■ **REQUIRED ACTIONS**
a) List every thing that the article on crocodile bite marks says could happen to fossils over millions of years.
b) Give the part of the article on crocodile bite marks that opens with the words containing "Humans eat more" and closes with "more reliable evidence.", swapping "crocodiles" for "hyenas" throughout.

■ **PROVIDED PASSAGE**

··········

Humans eat more meat than any other primate alive. However, tracking the evolution of this trait is kind of difficult. After all, our ancestors didn’t keep recipe books. To get around this issue archaeologists will look for other lines of evidence. Like tool cut marks on animal bones. Except it turns out it might actually be crocodiles that are the cause of this damage.
This revelation might pull back the date for our shift to carnivory by several million years. The earliest evidence we have of meat-eating hominins comes from these bone marks. Some are more than 3 million years old. However, if it turns out crocodiles are the cause then we’d have to look at younger, but more reliable evidence.
Such a shift would really shake up what we thought we knew about both hominin meat eating and ancient tool use.
U wot m8
The real issue here comes from the fact that we’re dealing with fossils millions of years old. There’s a whole bunch of things that can happen to them in that time. They could be trampled, eroded, buried, eaten, washed away, and more.
This gets even more confusing considering you then have to multiply this by all the different ways those could happen. Take trampling for instance. Our fossil could get in the way of an elephant, or zebra, or any of the other fun stuff you find in Africa. Each will leave a different damage pattern on the bone, making it extra difficult to study.

··········

■ **DATA PROVIDED**
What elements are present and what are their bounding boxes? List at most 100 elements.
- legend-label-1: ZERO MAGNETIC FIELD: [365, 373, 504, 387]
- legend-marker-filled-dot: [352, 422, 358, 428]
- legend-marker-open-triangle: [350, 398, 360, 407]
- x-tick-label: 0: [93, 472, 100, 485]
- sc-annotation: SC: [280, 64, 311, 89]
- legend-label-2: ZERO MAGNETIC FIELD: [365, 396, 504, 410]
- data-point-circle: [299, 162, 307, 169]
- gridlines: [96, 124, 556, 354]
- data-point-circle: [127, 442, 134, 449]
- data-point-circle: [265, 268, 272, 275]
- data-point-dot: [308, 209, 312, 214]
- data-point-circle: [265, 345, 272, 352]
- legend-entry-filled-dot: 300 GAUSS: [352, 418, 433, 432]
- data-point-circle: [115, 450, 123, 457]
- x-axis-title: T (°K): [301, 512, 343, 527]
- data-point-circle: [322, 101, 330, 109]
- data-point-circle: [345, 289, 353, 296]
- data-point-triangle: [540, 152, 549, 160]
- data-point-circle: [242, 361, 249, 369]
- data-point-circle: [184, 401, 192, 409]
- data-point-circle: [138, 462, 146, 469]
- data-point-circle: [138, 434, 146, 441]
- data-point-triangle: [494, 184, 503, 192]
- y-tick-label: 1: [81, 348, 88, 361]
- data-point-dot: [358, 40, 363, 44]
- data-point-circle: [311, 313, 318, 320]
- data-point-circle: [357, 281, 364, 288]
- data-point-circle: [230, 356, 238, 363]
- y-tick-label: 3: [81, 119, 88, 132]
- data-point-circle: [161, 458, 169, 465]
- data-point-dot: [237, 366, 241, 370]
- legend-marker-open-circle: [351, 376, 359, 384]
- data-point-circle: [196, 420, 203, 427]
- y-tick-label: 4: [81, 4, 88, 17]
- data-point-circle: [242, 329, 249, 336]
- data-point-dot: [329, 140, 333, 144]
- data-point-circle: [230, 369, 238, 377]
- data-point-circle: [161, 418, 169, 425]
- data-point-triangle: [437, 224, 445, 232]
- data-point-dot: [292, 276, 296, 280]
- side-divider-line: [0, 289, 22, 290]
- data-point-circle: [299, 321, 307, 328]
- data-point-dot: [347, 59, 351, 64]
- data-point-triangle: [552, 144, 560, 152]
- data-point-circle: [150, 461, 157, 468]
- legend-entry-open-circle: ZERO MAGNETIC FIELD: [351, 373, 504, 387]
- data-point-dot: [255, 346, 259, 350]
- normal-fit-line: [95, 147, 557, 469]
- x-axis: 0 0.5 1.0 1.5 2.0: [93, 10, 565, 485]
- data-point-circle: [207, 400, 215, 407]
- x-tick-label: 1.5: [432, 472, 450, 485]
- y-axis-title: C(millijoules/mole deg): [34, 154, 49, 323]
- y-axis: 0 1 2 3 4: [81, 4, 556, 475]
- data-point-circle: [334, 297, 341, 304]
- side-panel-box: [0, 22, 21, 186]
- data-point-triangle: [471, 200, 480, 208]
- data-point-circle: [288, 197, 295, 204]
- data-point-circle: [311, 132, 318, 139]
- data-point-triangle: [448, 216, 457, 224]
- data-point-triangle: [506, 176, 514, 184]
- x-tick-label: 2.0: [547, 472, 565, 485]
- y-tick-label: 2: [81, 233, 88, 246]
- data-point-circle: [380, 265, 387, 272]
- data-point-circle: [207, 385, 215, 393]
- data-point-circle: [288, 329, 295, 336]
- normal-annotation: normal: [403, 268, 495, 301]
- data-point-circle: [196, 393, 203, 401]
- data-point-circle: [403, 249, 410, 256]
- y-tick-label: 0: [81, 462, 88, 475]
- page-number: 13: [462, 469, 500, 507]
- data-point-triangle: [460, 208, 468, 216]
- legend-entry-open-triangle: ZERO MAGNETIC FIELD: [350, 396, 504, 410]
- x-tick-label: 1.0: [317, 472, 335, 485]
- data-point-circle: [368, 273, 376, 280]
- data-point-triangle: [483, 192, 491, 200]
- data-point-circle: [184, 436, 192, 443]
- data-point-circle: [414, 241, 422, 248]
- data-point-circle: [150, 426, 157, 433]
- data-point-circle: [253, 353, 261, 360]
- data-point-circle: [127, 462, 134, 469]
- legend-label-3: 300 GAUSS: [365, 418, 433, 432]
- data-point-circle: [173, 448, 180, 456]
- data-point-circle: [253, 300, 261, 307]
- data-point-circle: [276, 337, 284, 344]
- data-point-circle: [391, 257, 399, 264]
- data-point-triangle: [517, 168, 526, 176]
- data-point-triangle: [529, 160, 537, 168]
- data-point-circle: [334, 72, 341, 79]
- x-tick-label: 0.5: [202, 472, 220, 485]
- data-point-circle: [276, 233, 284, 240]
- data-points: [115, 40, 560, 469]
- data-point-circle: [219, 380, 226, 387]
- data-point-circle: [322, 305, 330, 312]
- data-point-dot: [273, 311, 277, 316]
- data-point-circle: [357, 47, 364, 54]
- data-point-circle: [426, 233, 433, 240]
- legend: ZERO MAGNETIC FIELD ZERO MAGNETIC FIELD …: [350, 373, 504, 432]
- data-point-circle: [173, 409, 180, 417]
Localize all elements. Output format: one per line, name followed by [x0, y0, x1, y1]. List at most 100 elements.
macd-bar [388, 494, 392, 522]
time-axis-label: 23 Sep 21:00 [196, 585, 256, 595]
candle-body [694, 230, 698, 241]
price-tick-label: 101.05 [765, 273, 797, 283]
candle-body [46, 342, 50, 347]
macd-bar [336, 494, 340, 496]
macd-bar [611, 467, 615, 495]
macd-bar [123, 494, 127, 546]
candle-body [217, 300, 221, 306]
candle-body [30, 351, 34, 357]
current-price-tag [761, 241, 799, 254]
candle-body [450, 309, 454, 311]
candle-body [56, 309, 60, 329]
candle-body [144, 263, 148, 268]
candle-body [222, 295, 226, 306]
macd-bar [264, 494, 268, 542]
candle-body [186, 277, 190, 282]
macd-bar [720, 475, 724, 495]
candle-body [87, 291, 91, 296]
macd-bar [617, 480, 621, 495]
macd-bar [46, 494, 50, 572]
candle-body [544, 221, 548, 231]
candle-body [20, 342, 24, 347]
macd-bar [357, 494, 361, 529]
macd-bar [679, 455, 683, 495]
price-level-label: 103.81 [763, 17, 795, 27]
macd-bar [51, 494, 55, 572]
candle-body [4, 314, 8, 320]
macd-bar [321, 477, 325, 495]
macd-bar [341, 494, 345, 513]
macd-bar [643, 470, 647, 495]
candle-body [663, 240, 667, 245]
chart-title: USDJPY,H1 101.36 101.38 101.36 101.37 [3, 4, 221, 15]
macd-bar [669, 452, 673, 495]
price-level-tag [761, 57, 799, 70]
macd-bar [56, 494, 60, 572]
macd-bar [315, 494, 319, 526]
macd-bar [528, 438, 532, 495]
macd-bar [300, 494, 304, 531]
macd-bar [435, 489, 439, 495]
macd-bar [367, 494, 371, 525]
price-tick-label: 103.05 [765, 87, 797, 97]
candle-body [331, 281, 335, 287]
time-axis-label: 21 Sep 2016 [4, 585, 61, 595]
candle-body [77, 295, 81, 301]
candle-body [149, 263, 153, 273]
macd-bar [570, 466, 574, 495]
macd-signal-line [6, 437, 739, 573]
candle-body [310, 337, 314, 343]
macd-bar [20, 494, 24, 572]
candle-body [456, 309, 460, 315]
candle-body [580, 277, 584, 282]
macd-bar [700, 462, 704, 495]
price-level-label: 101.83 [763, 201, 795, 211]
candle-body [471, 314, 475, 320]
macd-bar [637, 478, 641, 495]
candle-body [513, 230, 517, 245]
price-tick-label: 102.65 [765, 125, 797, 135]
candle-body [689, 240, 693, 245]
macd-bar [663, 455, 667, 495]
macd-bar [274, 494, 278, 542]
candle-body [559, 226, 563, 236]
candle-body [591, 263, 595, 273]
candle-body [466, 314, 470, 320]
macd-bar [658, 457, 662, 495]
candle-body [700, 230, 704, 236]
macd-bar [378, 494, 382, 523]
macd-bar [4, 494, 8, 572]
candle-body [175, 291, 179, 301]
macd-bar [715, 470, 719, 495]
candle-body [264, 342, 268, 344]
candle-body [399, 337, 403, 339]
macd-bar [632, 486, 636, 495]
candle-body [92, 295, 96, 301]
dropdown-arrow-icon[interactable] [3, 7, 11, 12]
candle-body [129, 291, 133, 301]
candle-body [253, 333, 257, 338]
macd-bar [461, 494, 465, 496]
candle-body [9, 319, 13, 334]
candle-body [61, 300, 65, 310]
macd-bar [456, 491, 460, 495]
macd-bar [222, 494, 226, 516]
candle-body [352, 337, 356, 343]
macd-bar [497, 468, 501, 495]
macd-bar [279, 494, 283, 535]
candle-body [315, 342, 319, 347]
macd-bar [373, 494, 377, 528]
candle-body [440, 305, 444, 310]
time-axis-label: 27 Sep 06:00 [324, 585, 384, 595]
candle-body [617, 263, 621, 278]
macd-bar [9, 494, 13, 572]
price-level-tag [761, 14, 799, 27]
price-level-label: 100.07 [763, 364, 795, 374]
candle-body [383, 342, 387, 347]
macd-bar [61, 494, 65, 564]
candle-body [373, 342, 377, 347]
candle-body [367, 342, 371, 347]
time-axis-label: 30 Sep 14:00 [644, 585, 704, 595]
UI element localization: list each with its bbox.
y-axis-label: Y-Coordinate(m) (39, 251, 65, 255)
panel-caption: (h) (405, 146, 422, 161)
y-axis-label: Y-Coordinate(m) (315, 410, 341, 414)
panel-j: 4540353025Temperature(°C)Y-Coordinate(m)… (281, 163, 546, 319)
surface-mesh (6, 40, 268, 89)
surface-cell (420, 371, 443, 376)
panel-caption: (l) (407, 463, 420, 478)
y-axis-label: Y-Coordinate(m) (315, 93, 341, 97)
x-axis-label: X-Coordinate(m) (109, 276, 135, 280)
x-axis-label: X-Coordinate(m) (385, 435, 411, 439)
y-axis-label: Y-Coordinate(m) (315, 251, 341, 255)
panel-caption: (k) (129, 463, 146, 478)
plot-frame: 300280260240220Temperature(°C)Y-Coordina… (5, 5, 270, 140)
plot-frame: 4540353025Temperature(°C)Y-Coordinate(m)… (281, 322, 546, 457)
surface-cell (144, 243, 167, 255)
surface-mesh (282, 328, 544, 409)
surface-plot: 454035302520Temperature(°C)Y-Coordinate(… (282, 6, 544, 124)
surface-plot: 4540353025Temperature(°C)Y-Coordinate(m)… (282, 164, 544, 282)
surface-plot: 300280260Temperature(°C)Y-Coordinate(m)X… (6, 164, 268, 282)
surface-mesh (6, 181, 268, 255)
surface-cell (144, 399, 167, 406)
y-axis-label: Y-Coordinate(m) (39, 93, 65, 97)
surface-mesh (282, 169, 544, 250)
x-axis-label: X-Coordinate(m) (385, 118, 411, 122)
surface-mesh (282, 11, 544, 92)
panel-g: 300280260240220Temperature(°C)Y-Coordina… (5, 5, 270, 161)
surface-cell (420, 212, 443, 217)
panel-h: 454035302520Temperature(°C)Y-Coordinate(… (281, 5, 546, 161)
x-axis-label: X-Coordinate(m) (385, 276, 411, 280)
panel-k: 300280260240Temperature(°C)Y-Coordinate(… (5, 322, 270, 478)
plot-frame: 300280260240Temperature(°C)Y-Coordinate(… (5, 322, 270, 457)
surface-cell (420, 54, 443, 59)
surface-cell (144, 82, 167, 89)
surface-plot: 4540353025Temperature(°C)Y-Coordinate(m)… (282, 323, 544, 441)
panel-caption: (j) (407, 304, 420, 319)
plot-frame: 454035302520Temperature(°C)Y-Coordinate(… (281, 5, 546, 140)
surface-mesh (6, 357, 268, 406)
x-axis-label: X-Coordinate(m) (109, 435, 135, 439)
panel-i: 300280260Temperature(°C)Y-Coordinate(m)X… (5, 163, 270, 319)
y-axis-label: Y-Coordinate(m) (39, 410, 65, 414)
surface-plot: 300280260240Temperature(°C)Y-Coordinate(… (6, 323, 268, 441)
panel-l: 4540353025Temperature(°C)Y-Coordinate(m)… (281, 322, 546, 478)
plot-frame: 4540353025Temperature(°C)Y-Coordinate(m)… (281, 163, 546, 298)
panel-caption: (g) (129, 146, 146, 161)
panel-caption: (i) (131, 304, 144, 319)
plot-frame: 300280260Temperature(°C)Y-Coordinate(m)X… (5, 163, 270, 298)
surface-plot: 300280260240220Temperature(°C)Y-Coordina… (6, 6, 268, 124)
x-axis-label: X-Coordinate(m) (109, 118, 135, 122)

··········

■ **TASK-BY-TASK ANSWERS**
a) trampled, eroded, buried, eaten, washed away

b)
Humans eat more meat than any other primate alive. However, tracking the evolution of this trait is kind of difficult. After all, our ancestors didn’t keep recipe books. To get around this issue archaeologists will look for other lines of evidence. Like tool cut marks on animal bones. Except it turns out it might actually be hyenas that are the cause of this damage.
This revelation might pull back the date for our shift to carnivory by several million years. The earliest evidence we have of meat-eating hominins comes from these bone marks. Some are more than 3 million years old. However, if it turns out hyenas are the cause then we’d have to look at younger, but more reliable evidence.